**Directions**
Return each entry exactly, omitting nothing.

**Exercise input**
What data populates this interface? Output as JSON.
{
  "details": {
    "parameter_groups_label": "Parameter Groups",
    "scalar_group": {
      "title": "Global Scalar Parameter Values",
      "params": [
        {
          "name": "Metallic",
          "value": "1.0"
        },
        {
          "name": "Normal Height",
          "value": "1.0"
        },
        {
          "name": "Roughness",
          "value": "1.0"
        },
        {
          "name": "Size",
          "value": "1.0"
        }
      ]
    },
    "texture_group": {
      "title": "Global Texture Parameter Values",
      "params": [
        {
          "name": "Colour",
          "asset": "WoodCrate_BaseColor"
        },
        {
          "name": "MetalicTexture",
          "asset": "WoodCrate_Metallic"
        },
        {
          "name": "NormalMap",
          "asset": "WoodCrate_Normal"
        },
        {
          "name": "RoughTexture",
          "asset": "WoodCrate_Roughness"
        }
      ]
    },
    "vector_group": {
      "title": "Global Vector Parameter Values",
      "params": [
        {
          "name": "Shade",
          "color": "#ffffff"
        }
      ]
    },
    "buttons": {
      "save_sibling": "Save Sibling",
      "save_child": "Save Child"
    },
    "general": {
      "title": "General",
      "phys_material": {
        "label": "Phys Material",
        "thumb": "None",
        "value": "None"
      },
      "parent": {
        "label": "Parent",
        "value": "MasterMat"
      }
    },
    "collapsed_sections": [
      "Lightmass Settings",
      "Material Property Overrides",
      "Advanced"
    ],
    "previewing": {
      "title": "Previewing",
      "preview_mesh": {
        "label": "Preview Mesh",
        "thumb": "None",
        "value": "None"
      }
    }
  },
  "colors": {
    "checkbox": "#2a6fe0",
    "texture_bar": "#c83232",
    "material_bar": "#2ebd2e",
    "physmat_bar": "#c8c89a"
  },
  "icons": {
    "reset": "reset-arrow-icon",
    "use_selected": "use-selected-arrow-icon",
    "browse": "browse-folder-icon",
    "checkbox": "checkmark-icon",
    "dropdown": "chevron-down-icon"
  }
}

**Answer for the task**
What data populates this interface? Output as JSON.
{
  "details": {
    "parameter_groups_label": "Parameter Groups",
    "scalar_group": {
      "title": "Global Scalar Parameter Values",
      "params": [
        {
          "name": "Metallic",
          "value": "1.0"
        },
        {
          "name": "Normal Height",
          "value": "1.0"
        },
        {
          "name": "Roughness",
          "value": "1.0"
        },
        {
          "name": "Size",
          "value": "1.0"
        }
      ]
    },
    "texture_group": {
      "title": "Global Texture Parameter Values",
      "params": [
        {
          "name": "Colour",
          "asset": "WoodCrate_BaseColor"
        },
        {
          "name": "MetalicTexture",
          "asset": "WoodCrate_Metallic"
        },
        {
          "name": "NormalMap",
          "asset": "WoodCrate_Normal"
        },
        {
          "name": "RoughTexture",
          "asset": "WoodCrate_Roughness"
        }
      ]
    },
    "vector_group": {
      "title": "Global Vector Parameter Values",
      "params": [
        {
          "name": "Shade",
          "color": "#ffffff"
        }
      ]
    },
    "buttons": {
      "save_sibling": "Save Sibling",
      "save_child": "Save Child"
    },
    "general": {
      "title": "General",
      "phys_material": {
        "label": "Phys Material",
        "thumb": "None",
        "value": "None"
      },
      "parent": {
        "label": "Parent",
        "value": "MasterMat"
      }
    },
    "collapsed_sections": [
      "Lightmass Settings",
      "Material Property Overrides",
      "Advanced"
    ],
    "previewing": {
      "title": "Previewing",
      "preview_mesh": {
        "label": "Preview Mesh",
        "thumb": "None",
        "value": "None"
      }
    }
  },
  "colors": {
    "checkbox": "#2a6fe0",
    "texture_bar": "#c83232",
    "material_bar": "#2ebd2e",
    "physmat_bar": "#c8c89a"
  },
  "icons": {
    "reset": "reset-arrow-icon",
    "use_selected": "use-selected-arrow-icon",
    "browse": "browse-folder-icon",
    "checkbox": "checkmark-icon",
    "dropdown": "chevron-down-icon"
  }
}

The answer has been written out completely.